-- YOUR TASK --
Transcribe all the records with complete accuracy.

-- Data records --
################

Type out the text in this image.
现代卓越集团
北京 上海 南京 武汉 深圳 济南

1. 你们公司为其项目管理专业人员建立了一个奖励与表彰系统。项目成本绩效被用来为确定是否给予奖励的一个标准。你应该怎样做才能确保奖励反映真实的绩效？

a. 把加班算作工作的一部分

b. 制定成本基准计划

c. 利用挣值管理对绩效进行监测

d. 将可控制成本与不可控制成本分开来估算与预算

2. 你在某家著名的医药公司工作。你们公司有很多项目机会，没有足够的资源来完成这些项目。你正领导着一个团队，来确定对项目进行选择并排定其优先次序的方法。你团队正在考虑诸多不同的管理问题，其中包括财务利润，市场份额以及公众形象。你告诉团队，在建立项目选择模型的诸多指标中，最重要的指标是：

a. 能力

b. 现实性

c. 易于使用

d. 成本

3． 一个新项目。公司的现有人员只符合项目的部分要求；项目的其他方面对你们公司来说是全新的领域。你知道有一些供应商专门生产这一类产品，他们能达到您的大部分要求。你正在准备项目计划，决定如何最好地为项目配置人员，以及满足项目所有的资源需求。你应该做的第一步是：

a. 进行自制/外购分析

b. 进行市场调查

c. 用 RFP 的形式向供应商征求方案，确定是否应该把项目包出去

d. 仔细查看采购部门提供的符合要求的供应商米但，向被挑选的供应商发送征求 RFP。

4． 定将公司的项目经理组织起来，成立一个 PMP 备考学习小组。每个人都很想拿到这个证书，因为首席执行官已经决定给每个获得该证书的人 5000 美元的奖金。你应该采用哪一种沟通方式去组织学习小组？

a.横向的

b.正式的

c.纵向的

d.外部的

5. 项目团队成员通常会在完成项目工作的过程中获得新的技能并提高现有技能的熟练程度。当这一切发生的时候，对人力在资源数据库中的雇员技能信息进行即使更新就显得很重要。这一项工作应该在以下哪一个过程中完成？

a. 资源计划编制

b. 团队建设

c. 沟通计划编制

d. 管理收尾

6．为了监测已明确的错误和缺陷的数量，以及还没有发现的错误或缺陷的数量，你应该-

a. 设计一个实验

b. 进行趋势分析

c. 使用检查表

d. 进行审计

################

-- EXERCISE RESPONSE --
Type out the text in this image.
现代卓越集团
北京 上海 南京 武汉 深圳 济南

1. 你们公司为其项目管理专业人员建立了一个奖励与表彰系统。项目成本绩效被用来为确定是否给予奖励的一个标准。你应该怎样做才能确保奖励反映真实的绩效？

a. 把加班算作工作的一部分

b. 制定成本基准计划

c. 利用挣值管理对绩效进行监测

d. 将可控制成本与不可控制成本分开来估算与预算

2. 你在某家著名的医药公司工作。你们公司有很多项目机会，没有足够的资源来完成这些项目。你正领导着一个团队，来确定对项目进行选择并排定其优先次序的方法。你团队正在考虑诸多不同的管理问题，其中包括财务利润，市场份额以及公众形象。你告诉团队，在建立项目选择模型的诸多指标中，最重要的指标是：

a. 能力

b. 现实性

c. 易于使用

d. 成本

3． 一个新项目。公司的现有人员只符合项目的部分要求；项目的其他方面对你们公司来说是全新的领域。你知道有一些供应商专门生产这一类产品，他们能达到您的大部分要求。你正在准备项目计划，决定如何最好地为项目配置人员，以及满足项目所有的资源需求。你应该做的第一步是：

a. 进行自制/外购分析

b. 进行市场调查

c. 用 RFP 的形式向供应商征求方案，确定是否应该把项目包出去

d. 仔细查看采购部门提供的符合要求的供应商米但，向被挑选的供应商发送征求 RFP。

4． 定将公司的项目经理组织起来，成立一个 PMP 备考学习小组。每个人都很想拿到这个证书，因为首席执行官已经决定给每个获得该证书的人 5000 美元的奖金。你应该采用哪一种沟通方式去组织学习小组？

a.横向的

b.正式的

c.纵向的

d.外部的

5. 项目团队成员通常会在完成项目工作的过程中获得新的技能并提高现有技能的熟练程度。当这一切发生的时候，对人力在资源数据库中的雇员技能信息进行即使更新就显得很重要。这一项工作应该在以下哪一个过程中完成？

a. 资源计划编制

b. 团队建设

c. 沟通计划编制

d. 管理收尾

6．为了监测已明确的错误和缺陷的数量，以及还没有发现的错误或缺陷的数量，你应该-

a. 设计一个实验

b. 进行趋势分析

c. 使用检查表

d. 进行审计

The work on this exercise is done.